• [Set task]: Extract all data as written.

##########

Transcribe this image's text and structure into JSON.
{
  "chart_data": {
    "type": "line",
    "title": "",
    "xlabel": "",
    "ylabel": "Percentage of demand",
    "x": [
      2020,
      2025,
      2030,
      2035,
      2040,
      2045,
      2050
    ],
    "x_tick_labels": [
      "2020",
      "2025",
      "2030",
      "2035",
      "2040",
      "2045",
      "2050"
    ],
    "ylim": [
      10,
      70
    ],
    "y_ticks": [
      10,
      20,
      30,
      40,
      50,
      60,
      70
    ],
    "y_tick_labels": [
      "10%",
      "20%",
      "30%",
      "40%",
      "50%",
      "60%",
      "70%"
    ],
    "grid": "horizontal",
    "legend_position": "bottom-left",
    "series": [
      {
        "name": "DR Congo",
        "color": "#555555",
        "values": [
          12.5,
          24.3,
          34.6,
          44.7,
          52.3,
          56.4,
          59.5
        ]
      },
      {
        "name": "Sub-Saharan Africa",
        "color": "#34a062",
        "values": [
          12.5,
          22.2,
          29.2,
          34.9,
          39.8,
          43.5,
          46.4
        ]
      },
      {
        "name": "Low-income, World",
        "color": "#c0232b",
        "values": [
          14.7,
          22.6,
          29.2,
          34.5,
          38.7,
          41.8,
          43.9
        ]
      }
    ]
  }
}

##########

• [Finished answer]:
Transcribe this image's text and structure into JSON.
{
  "chart_data": {
    "type": "line",
    "title": "",
    "xlabel": "",
    "ylabel": "Percentage of demand",
    "x": [
      2020,
      2025,
      2030,
      2035,
      2040,
      2045,
      2050
    ],
    "x_tick_labels": [
      "2020",
      "2025",
      "2030",
      "2035",
      "2040",
      "2045",
      "2050"
    ],
    "ylim": [
      10,
      70
    ],
    "y_ticks": [
      10,
      20,
      30,
      40,
      50,
      60,
      70
    ],
    "y_tick_labels": [
      "10%",
      "20%",
      "30%",
      "40%",
      "50%",
      "60%",
      "70%"
    ],
    "grid": "horizontal",
    "legend_position": "bottom-left",
    "series": [
      {
        "name": "DR Congo",
        "color": "#555555",
        "values": [
          12.5,
          24.3,
          34.6,
          44.7,
          52.3,
          56.4,
          59.5
        ]
      },
      {
        "name": "Sub-Saharan Africa",
        "color": "#34a062",
        "values": [
          12.5,
          22.2,
          29.2,
          34.9,
          39.8,
          43.5,
          46.4
        ]
      },
      {
        "name": "Low-income, World",
        "color": "#c0232b",
        "values": [
          14.7,
          22.6,
          29.2,
          34.5,
          38.7,
          41.8,
          43.9
        ]
      }
    ]
  }
}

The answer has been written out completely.